**** Material to process ****

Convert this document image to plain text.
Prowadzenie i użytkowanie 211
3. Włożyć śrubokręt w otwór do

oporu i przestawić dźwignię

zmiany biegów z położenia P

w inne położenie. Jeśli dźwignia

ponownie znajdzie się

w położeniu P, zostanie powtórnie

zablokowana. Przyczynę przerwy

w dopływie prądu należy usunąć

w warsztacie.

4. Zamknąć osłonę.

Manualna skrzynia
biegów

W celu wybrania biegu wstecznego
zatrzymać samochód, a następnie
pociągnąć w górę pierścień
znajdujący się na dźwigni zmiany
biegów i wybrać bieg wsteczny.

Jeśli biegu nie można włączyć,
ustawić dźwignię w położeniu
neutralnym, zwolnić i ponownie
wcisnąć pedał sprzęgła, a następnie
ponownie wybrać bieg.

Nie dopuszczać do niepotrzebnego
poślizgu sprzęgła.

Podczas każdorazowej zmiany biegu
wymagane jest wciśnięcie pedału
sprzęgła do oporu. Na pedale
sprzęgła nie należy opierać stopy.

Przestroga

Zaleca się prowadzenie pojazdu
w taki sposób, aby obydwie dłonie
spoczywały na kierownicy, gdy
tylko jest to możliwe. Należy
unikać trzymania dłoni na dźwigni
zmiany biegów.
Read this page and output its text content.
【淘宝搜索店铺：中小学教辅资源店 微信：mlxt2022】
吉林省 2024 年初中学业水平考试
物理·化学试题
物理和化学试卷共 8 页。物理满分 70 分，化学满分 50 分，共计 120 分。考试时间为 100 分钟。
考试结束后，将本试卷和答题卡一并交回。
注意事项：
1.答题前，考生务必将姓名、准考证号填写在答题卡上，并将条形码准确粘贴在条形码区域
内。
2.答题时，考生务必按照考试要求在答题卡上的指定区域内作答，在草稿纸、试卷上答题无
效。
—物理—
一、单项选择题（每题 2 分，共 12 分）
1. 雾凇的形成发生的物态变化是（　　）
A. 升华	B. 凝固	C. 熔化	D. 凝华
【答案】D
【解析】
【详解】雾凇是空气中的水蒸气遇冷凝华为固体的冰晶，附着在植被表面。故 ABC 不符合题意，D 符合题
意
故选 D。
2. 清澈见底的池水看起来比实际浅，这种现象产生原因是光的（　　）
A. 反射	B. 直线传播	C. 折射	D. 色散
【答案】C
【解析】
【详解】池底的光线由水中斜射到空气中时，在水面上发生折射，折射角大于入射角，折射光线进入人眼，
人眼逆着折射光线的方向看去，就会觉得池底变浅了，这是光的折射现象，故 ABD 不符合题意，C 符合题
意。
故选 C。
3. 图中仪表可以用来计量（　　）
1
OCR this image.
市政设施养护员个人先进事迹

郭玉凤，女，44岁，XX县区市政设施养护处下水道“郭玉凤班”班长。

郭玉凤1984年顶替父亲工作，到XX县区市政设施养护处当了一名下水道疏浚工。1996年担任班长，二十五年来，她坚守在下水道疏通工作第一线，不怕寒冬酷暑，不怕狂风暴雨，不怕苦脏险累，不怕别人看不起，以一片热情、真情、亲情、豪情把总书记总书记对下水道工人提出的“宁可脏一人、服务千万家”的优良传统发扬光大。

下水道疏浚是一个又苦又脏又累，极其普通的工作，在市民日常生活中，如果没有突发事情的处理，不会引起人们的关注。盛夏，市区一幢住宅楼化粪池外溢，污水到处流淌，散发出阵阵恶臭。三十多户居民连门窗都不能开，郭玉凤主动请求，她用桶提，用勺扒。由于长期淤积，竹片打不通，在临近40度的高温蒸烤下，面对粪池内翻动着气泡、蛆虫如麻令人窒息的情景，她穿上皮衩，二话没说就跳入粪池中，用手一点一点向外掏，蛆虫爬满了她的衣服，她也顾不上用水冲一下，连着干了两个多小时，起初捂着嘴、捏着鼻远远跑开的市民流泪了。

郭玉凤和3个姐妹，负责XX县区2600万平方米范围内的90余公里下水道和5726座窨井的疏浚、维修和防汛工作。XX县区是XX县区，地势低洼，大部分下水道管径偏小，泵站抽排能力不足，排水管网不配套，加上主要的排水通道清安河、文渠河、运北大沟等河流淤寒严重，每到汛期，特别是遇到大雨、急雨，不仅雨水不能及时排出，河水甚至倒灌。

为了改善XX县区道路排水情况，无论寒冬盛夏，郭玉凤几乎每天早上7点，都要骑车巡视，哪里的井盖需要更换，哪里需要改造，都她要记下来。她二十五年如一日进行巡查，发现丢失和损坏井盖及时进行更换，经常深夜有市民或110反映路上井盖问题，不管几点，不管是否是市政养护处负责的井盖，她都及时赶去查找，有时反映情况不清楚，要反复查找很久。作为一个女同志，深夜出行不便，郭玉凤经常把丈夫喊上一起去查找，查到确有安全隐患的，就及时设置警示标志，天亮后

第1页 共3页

****

▶ Written task
Extract all of the data shown above and repeat it verbatim.

▶ Correct output
Convert this document image to plain text.
Prowadzenie i użytkowanie 211
3. Włożyć śrubokręt w otwór do

oporu i przestawić dźwignię

zmiany biegów z położenia P

w inne położenie. Jeśli dźwignia

ponownie znajdzie się

w położeniu P, zostanie powtórnie

zablokowana. Przyczynę przerwy

w dopływie prądu należy usunąć

w warsztacie.

4. Zamknąć osłonę.

Manualna skrzynia
biegów

W celu wybrania biegu wstecznego
zatrzymać samochód, a następnie
pociągnąć w górę pierścień
znajdujący się na dźwigni zmiany
biegów i wybrać bieg wsteczny.

Jeśli biegu nie można włączyć,
ustawić dźwignię w położeniu
neutralnym, zwolnić i ponownie
wcisnąć pedał sprzęgła, a następnie
ponownie wybrać bieg.

Nie dopuszczać do niepotrzebnego
poślizgu sprzęgła.

Podczas każdorazowej zmiany biegu
wymagane jest wciśnięcie pedału
sprzęgła do oporu. Na pedale
sprzęgła nie należy opierać stopy.

Przestroga

Zaleca się prowadzenie pojazdu
w taki sposób, aby obydwie dłonie
spoczywały na kierownicy, gdy
tylko jest to możliwe. Należy
unikać trzymania dłoni na dźwigni
zmiany biegów.
Read this page and output its text content.
【淘宝搜索店铺：中小学教辅资源店 微信：mlxt2022】
吉林省 2024 年初中学业水平考试
物理·化学试题
物理和化学试卷共 8 页。物理满分 70 分，化学满分 50 分，共计 120 分。考试时间为 100 分钟。
考试结束后，将本试卷和答题卡一并交回。
注意事项：
1.答题前，考生务必将姓名、准考证号填写在答题卡上，并将条形码准确粘贴在条形码区域
内。
2.答题时，考生务必按照考试要求在答题卡上的指定区域内作答，在草稿纸、试卷上答题无
效。
—物理—
一、单项选择题（每题 2 分，共 12 分）
1. 雾凇的形成发生的物态变化是（　　）
A. 升华	B. 凝固	C. 熔化	D. 凝华
【答案】D
【解析】
【详解】雾凇是空气中的水蒸气遇冷凝华为固体的冰晶，附着在植被表面。故 ABC 不符合题意，D 符合题
意
故选 D。
2. 清澈见底的池水看起来比实际浅，这种现象产生原因是光的（　　）
A. 反射	B. 直线传播	C. 折射	D. 色散
【答案】C
【解析】
【详解】池底的光线由水中斜射到空气中时，在水面上发生折射，折射角大于入射角，折射光线进入人眼，
人眼逆着折射光线的方向看去，就会觉得池底变浅了，这是光的折射现象，故 ABD 不符合题意，C 符合题
意。
故选 C。
3. 图中仪表可以用来计量（　　）
1
OCR this image.
市政设施养护员个人先进事迹

郭玉凤，女，44岁，XX县区市政设施养护处下水道“郭玉凤班”班长。

郭玉凤1984年顶替父亲工作，到XX县区市政设施养护处当了一名下水道疏浚工。1996年担任班长，二十五年来，她坚守在下水道疏通工作第一线，不怕寒冬酷暑，不怕狂风暴雨，不怕苦脏险累，不怕别人看不起，以一片热情、真情、亲情、豪情把总书记总书记对下水道工人提出的“宁可脏一人、服务千万家”的优良传统发扬光大。

下水道疏浚是一个又苦又脏又累，极其普通的工作，在市民日常生活中，如果没有突发事情的处理，不会引起人们的关注。盛夏，市区一幢住宅楼化粪池外溢，污水到处流淌，散发出阵阵恶臭。三十多户居民连门窗都不能开，郭玉凤主动请求，她用桶提，用勺扒。由于长期淤积，竹片打不通，在临近40度的高温蒸烤下，面对粪池内翻动着气泡、蛆虫如麻令人窒息的情景，她穿上皮衩，二话没说就跳入粪池中，用手一点一点向外掏，蛆虫爬满了她的衣服，她也顾不上用水冲一下，连着干了两个多小时，起初捂着嘴、捏着鼻远远跑开的市民流泪了。

郭玉凤和3个姐妹，负责XX县区2600万平方米范围内的90余公里下水道和5726座窨井的疏浚、维修和防汛工作。XX县区是XX县区，地势低洼，大部分下水道管径偏小，泵站抽排能力不足，排水管网不配套，加上主要的排水通道清安河、文渠河、运北大沟等河流淤寒严重，每到汛期，特别是遇到大雨、急雨，不仅雨水不能及时排出，河水甚至倒灌。

为了改善XX县区道路排水情况，无论寒冬盛夏，郭玉凤几乎每天早上7点，都要骑车巡视，哪里的井盖需要更换，哪里需要改造，都她要记下来。她二十五年如一日进行巡查，发现丢失和损坏井盖及时进行更换，经常深夜有市民或110反映路上井盖问题，不管几点，不管是否是市政养护处负责的井盖，她都及时赶去查找，有时反映情况不清楚，要反复查找很久。作为一个女同志，深夜出行不便，郭玉凤经常把丈夫喊上一起去查找，查到确有安全隐患的，就及时设置警示标志，天亮后

第1页 共3页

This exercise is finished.